→ Source records:
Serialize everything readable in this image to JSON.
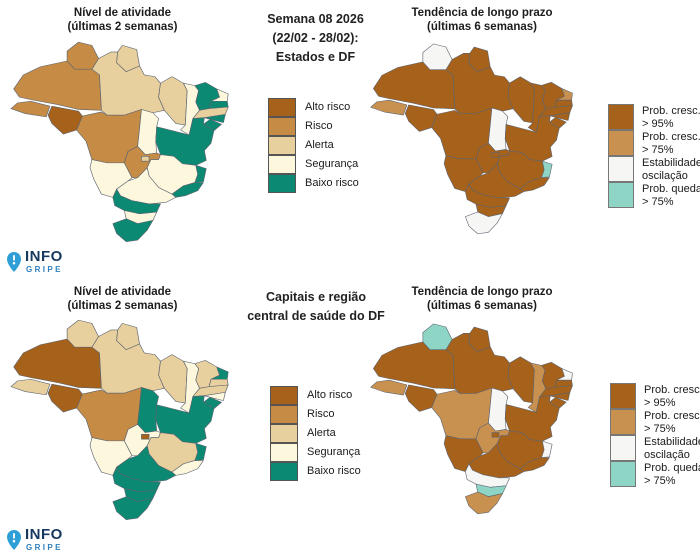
{
  "palettes": {
    "activity": {
      "alto": "#a6611a",
      "risco": "#c68c46",
      "alerta": "#e8cf9e",
      "seguranca": "#fdf8dd",
      "baixo": "#0c8973"
    },
    "tendency": {
      "cresc95": "#a6611a",
      "cresc75": "#c9914f",
      "estab": "#f6f6f4",
      "queda": "#8ed5c6"
    }
  },
  "sections": [
    {
      "center_title_lines": [
        "Semana 08 2026",
        "(22/02 - 28/02):",
        "Estados e DF"
      ]
    },
    {
      "center_title_lines": [
        "Capitais e região",
        "central de saúde do DF"
      ]
    }
  ],
  "maps": [
    {
      "id": "activity-states",
      "title_lines": [
        "Nível de atividade",
        "(últimas 2 semanas)"
      ],
      "palette": "activity",
      "state_fills": {
        "RR": "risco",
        "AP": "alerta",
        "AM": "risco",
        "PA": "alerta",
        "AC": "risco",
        "RO": "alto",
        "MT": "risco",
        "TO": "seguranca",
        "MA": "alerta",
        "PI": "seguranca",
        "CE": "baixo",
        "RN": "seguranca",
        "PB": "baixo",
        "PE": "alerta",
        "AL": "baixo",
        "SE": "baixo",
        "BA": "baixo",
        "GO": "risco",
        "DF": "alerta",
        "MG": "seguranca",
        "ES": "baixo",
        "RJ": "baixo",
        "SP": "seguranca",
        "MS": "seguranca",
        "PR": "baixo",
        "SC": "seguranca",
        "RS": "baixo"
      }
    },
    {
      "id": "tendency-states",
      "title_lines": [
        "Tendência de longo prazo",
        "(últimas 6 semanas)"
      ],
      "palette": "tendency",
      "state_fills": {
        "RR": "estab",
        "AP": "cresc95",
        "AM": "cresc95",
        "PA": "cresc95",
        "AC": "cresc75",
        "RO": "cresc95",
        "MT": "cresc95",
        "TO": "estab",
        "MA": "cresc95",
        "PI": "cresc95",
        "CE": "cresc95",
        "RN": "cresc75",
        "PB": "cresc95",
        "PE": "cresc95",
        "AL": "cresc95",
        "SE": "cresc95",
        "BA": "cresc95",
        "GO": "cresc95",
        "DF": "cresc95",
        "MG": "cresc95",
        "ES": "queda",
        "RJ": "cresc95",
        "SP": "cresc95",
        "MS": "cresc95",
        "PR": "cresc95",
        "SC": "cresc95",
        "RS": "estab"
      }
    },
    {
      "id": "activity-capitals",
      "title_lines": [
        "Nível de atividade",
        "(últimas 2 semanas)"
      ],
      "palette": "activity",
      "state_fills": {
        "RR": "alerta",
        "AP": "alerta",
        "AM": "alto",
        "PA": "alerta",
        "AC": "alerta",
        "RO": "alto",
        "MT": "risco",
        "TO": "baixo",
        "MA": "alerta",
        "PI": "seguranca",
        "CE": "alerta",
        "RN": "baixo",
        "PB": "alerta",
        "PE": "alerta",
        "AL": "seguranca",
        "SE": "baixo",
        "BA": "baixo",
        "GO": "seguranca",
        "DF": "alto",
        "MG": "alerta",
        "ES": "baixo",
        "RJ": "seguranca",
        "SP": "baixo",
        "MS": "seguranca",
        "PR": "baixo",
        "SC": "baixo",
        "RS": "baixo"
      }
    },
    {
      "id": "tendency-capitals",
      "title_lines": [
        "Tendência de longo prazo",
        "(últimas 6 semanas)"
      ],
      "palette": "tendency",
      "state_fills": {
        "RR": "queda",
        "AP": "cresc95",
        "AM": "cresc95",
        "PA": "cresc95",
        "AC": "cresc75",
        "RO": "cresc95",
        "MT": "cresc75",
        "TO": "estab",
        "MA": "cresc95",
        "PI": "cresc75",
        "CE": "cresc95",
        "RN": "estab",
        "PB": "cresc95",
        "PE": "cresc95",
        "AL": "cresc95",
        "SE": "cresc95",
        "BA": "cresc95",
        "GO": "cresc75",
        "DF": "cresc95",
        "MG": "cresc95",
        "ES": "estab",
        "RJ": "cresc95",
        "SP": "cresc95",
        "MS": "cresc95",
        "PR": "estab",
        "SC": "queda",
        "RS": "cresc75"
      }
    }
  ],
  "legends": {
    "activity": {
      "items": [
        {
          "key": "alto",
          "label": "Alto risco"
        },
        {
          "key": "risco",
          "label": "Risco"
        },
        {
          "key": "alerta",
          "label": "Alerta"
        },
        {
          "key": "seguranca",
          "label": "Segurança"
        },
        {
          "key": "baixo",
          "label": "Baixo risco"
        }
      ]
    },
    "tendency": {
      "items": [
        {
          "key": "cresc95",
          "label_lines": [
            "Prob. cresc.",
            "> 95%"
          ]
        },
        {
          "key": "cresc75",
          "label_lines": [
            "Prob. cresc.",
            "> 75%"
          ]
        },
        {
          "key": "estab",
          "label_lines": [
            "Estabilidade./",
            "oscilação"
          ]
        },
        {
          "key": "queda",
          "label_lines": [
            "Prob. queda",
            "> 75%"
          ]
        }
      ]
    }
  },
  "logo": {
    "info": "INFO",
    "gripe": "GRIPE"
  }
}
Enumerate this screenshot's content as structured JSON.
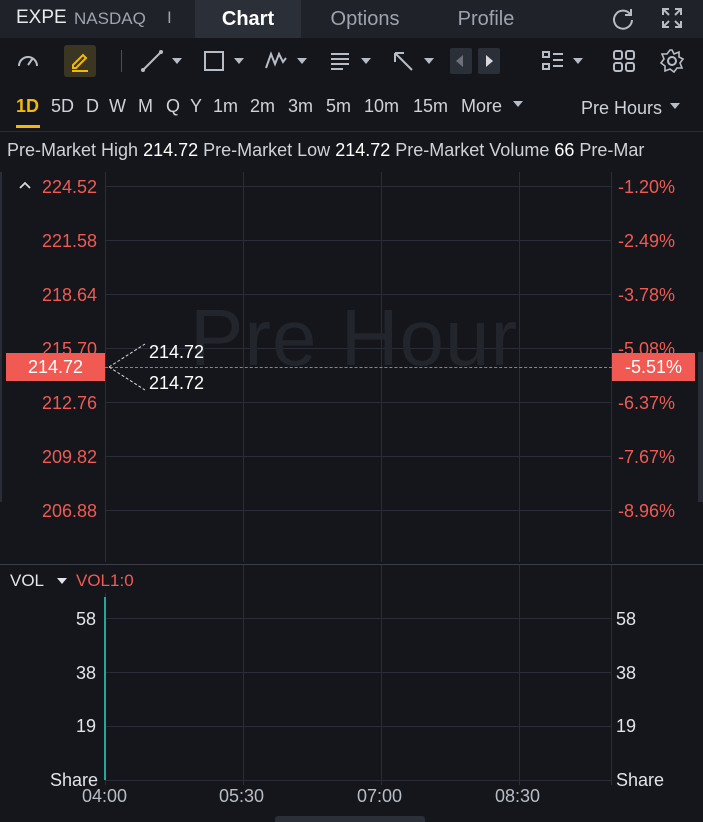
{
  "header": {
    "symbol": "EXPE",
    "exchange": "NASDAQ",
    "separator": "I",
    "tabs": [
      {
        "label": "Chart",
        "active": true
      },
      {
        "label": "Options",
        "active": false
      },
      {
        "label": "Profile",
        "active": false
      }
    ],
    "icons": [
      "refresh-icon",
      "fullscreen-icon"
    ]
  },
  "toolbar": {
    "icons": [
      "speedometer-icon",
      "draw-icon",
      "line-tool-icon",
      "rectangle-tool-icon",
      "pattern-tool-icon",
      "text-tool-icon",
      "arrow-tool-icon",
      "prev-icon",
      "next-icon",
      "indicators-icon",
      "layout-icon",
      "settings-icon"
    ]
  },
  "periods": {
    "items": [
      "1D",
      "5D",
      "D",
      "W",
      "M",
      "Q",
      "Y",
      "1m",
      "2m",
      "3m",
      "5m",
      "10m",
      "15m"
    ],
    "active": "1D",
    "more_label": "More",
    "session_label": "Pre Hours"
  },
  "info_bar": {
    "high_label": "Pre-Market High",
    "high_value": "214.72",
    "low_label": "Pre-Market Low",
    "low_value": "214.72",
    "volume_label": "Pre-Market Volume",
    "volume_value": "66",
    "trailing": "Pre-Mar"
  },
  "price_chart": {
    "watermark": "Pre Hour",
    "left_axis": [
      "224.52",
      "221.58",
      "218.64",
      "215.70",
      "212.76",
      "209.82",
      "206.88"
    ],
    "right_axis": [
      "-1.20%",
      "-2.49%",
      "-3.78%",
      "-5.08%",
      "-6.37%",
      "-7.67%",
      "-8.96%"
    ],
    "current_price": "214.72",
    "current_pct": "-5.51%",
    "callout_high": "214.72",
    "callout_low": "214.72",
    "colors": {
      "down": "#f05a52",
      "grid": "#2a2d35",
      "active": "#f0b90b"
    }
  },
  "volume_chart": {
    "label": "VOL",
    "indicator": "VOL1:0",
    "left_axis": [
      "58",
      "38",
      "19",
      "Share"
    ],
    "right_axis": [
      "58",
      "38",
      "19",
      "Share"
    ],
    "bar_color": "#26a69a"
  },
  "time_axis": [
    "04:00",
    "05:30",
    "07:00",
    "08:30"
  ]
}
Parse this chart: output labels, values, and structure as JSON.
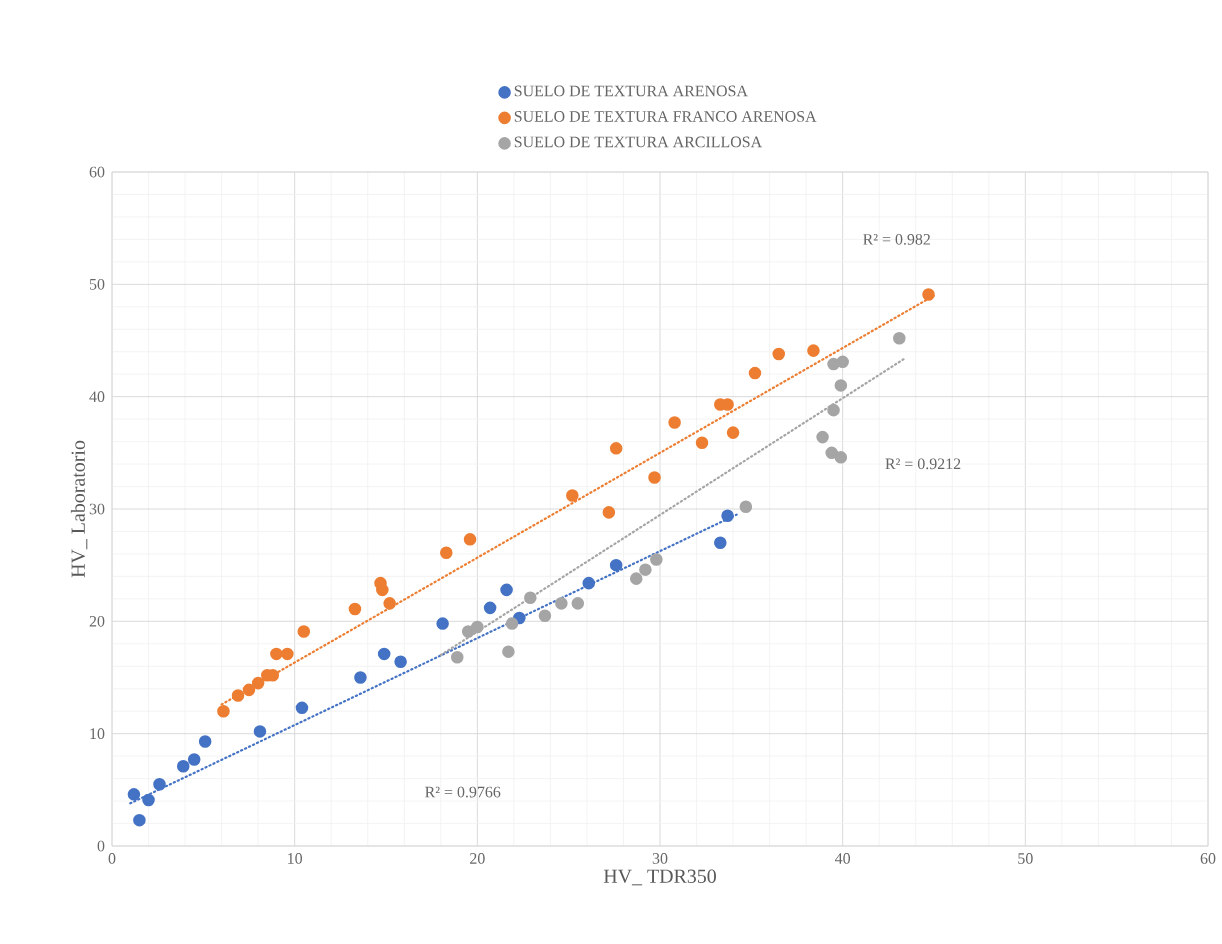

→ Task to complete: Copy out the whole listing exactly, and don't carry over any pictures.

→ Solution for this task:
Serialize everything readable in this image to JSON.
{
  "palettes": {
    "activity": {
      "alto": "#a6611a",
      "risco": "#c68c46",
      "alerta": "#e8cf9e",
      "seguranca": "#fdf8dd",
      "baixo": "#0c8973"
    },
    "tendency": {
      "cresc95": "#a6611a",
      "cresc75": "#c9914f",
      "estab": "#f6f6f4",
      "queda": "#8ed5c6"
    }
  },
  "sections": [
    {
      "center_title_lines": [
        "Semana 08 2026",
        "(22/02 - 28/02):",
        "Estados e DF"
      ]
    },
    {
      "center_title_lines": [
        "Capitais e região",
        "central de saúde do DF"
      ]
    }
  ],
  "maps": [
    {
      "id": "activity-states",
      "title_lines": [
        "Nível de atividade",
        "(últimas 2 semanas)"
      ],
      "palette": "activity",
      "state_fills": {
        "RR": "risco",
        "AP": "alerta",
        "AM": "risco",
        "PA": "alerta",
        "AC": "risco",
        "RO": "alto",
        "MT": "risco",
        "TO": "seguranca",
        "MA": "alerta",
        "PI": "seguranca",
        "CE": "baixo",
        "RN": "seguranca",
        "PB": "baixo",
        "PE": "alerta",
        "AL": "baixo",
        "SE": "baixo",
        "BA": "baixo",
        "GO": "risco",
        "DF": "alerta",
        "MG": "seguranca",
        "ES": "baixo",
        "RJ": "baixo",
        "SP": "seguranca",
        "MS": "seguranca",
        "PR": "baixo",
        "SC": "seguranca",
        "RS": "baixo"
      }
    },
    {
      "id": "tendency-states",
      "title_lines": [
        "Tendência de longo prazo",
        "(últimas 6 semanas)"
      ],
      "palette": "tendency",
      "state_fills": {
        "RR": "estab",
        "AP": "cresc95",
        "AM": "cresc95",
        "PA": "cresc95",
        "AC": "cresc75",
        "RO": "cresc95",
        "MT": "cresc95",
        "TO": "estab",
        "MA": "cresc95",
        "PI": "cresc95",
        "CE": "cresc95",
        "RN": "cresc75",
        "PB": "cresc95",
        "PE": "cresc95",
        "AL": "cresc95",
        "SE": "cresc95",
        "BA": "cresc95",
        "GO": "cresc95",
        "DF": "cresc95",
        "MG": "cresc95",
        "ES": "queda",
        "RJ": "cresc95",
        "SP": "cresc95",
        "MS": "cresc95",
        "PR": "cresc95",
        "SC": "cresc95",
        "RS": "estab"
      }
    },
    {
      "id": "activity-capitals",
      "title_lines": [
        "Nível de atividade",
        "(últimas 2 semanas)"
      ],
      "palette": "activity",
      "state_fills": {
        "RR": "alerta",
        "AP": "alerta",
        "AM": "alto",
        "PA": "alerta",
        "AC": "alerta",
        "RO": "alto",
        "MT": "risco",
        "TO": "baixo",
        "MA": "alerta",
        "PI": "seguranca",
        "CE": "alerta",
        "RN": "baixo",
        "PB": "alerta",
        "PE": "alerta",
        "AL": "seguranca",
        "SE": "baixo",
        "BA": "baixo",
        "GO": "seguranca",
        "DF": "alto",
        "MG": "alerta",
        "ES": "baixo",
        "RJ": "seguranca",
        "SP": "baixo",
        "MS": "seguranca",
        "PR": "baixo",
        "SC": "baixo",
        "RS": "baixo"
      }
    },
    {
      "id": "tendency-capitals",
      "title_lines": [
        "Tendência de longo prazo",
        "(últimas 6 semanas)"
      ],
      "palette": "tendency",
      "state_fills": {
        "RR": "queda",
        "AP": "cresc95",
        "AM": "cresc95",
        "PA": "cresc95",
        "AC": "cresc75",
        "RO": "cresc95",
        "MT": "cresc75",
        "TO": "estab",
        "MA": "cresc95",
        "PI": "cresc75",
        "CE": "cresc95",
        "RN": "estab",
        "PB": "cresc95",
        "PE": "cresc95",
        "AL": "cresc95",
        "SE": "cresc95",
        "BA": "cresc95",
        "GO": "cresc75",
        "DF": "cresc95",
        "MG": "cresc95",
        "ES": "estab",
        "RJ": "cresc95",
        "SP": "cresc95",
        "MS": "cresc95",
        "PR": "estab",
        "SC": "queda",
        "RS": "cresc75"
      }
    }
  ],
  "legends": {
    "activity": {
      "items": [
        {
          "key": "alto",
          "label": "Alto risco"
        },
        {
          "key": "risco",
          "label": "Risco"
        },
        {
          "key": "alerta",
          "label": "Alerta"
        },
        {
          "key": "seguranca",
          "label": "Segurança"
        },
        {
          "key": "baixo",
          "label": "Baixo risco"
        }
      ]
    },
    "tendency": {
      "items": [
        {
          "key": "cresc95",
          "label_lines": [
            "Prob. cresc.",
            "> 95%"
          ]
        },
        {
          "key": "cresc75",
          "label_lines": [
            "Prob. cresc.",
            "> 75%"
          ]
        },
        {
          "key": "estab",
          "label_lines": [
            "Estabilidade./",
            "oscilação"
          ]
        },
        {
          "key": "queda",
          "label_lines": [
            "Prob. queda",
            "> 75%"
          ]
        }
      ]
    }
  },
  "logo": {
    "info": "INFO",
    "gripe": "GRIPE"
  }
}
Enumerate this screenshot's content as structured JSON.
{
  "header": {
    "symbol": "EXPE",
    "exchange": "NASDAQ",
    "separator": "I",
    "tabs": [
      {
        "label": "Chart",
        "active": true
      },
      {
        "label": "Options",
        "active": false
      },
      {
        "label": "Profile",
        "active": false
      }
    ],
    "icons": [
      "refresh-icon",
      "fullscreen-icon"
    ]
  },
  "toolbar": {
    "icons": [
      "speedometer-icon",
      "draw-icon",
      "line-tool-icon",
      "rectangle-tool-icon",
      "pattern-tool-icon",
      "text-tool-icon",
      "arrow-tool-icon",
      "prev-icon",
      "next-icon",
      "indicators-icon",
      "layout-icon",
      "settings-icon"
    ]
  },
  "periods": {
    "items": [
      "1D",
      "5D",
      "D",
      "W",
      "M",
      "Q",
      "Y",
      "1m",
      "2m",
      "3m",
      "5m",
      "10m",
      "15m"
    ],
    "active": "1D",
    "more_label": "More",
    "session_label": "Pre Hours"
  },
  "info_bar": {
    "high_label": "Pre-Market High",
    "high_value": "214.72",
    "low_label": "Pre-Market Low",
    "low_value": "214.72",
    "volume_label": "Pre-Market Volume",
    "volume_value": "66",
    "trailing": "Pre-Mar"
  },
  "price_chart": {
    "watermark": "Pre Hour",
    "left_axis": [
      "224.52",
      "221.58",
      "218.64",
      "215.70",
      "212.76",
      "209.82",
      "206.88"
    ],
    "right_axis": [
      "-1.20%",
      "-2.49%",
      "-3.78%",
      "-5.08%",
      "-6.37%",
      "-7.67%",
      "-8.96%"
    ],
    "current_price": "214.72",
    "current_pct": "-5.51%",
    "callout_high": "214.72",
    "callout_low": "214.72",
    "colors": {
      "down": "#f05a52",
      "grid": "#2a2d35",
      "active": "#f0b90b"
    }
  },
  "volume_chart": {
    "label": "VOL",
    "indicator": "VOL1:0",
    "left_axis": [
      "58",
      "38",
      "19",
      "Share"
    ],
    "right_axis": [
      "58",
      "38",
      "19",
      "Share"
    ],
    "bar_color": "#26a69a"
  },
  "time_axis": [
    "04:00",
    "05:30",
    "07:00",
    "08:30"
  ]
}
Parse this chart: output labels, values, and structure as JSON.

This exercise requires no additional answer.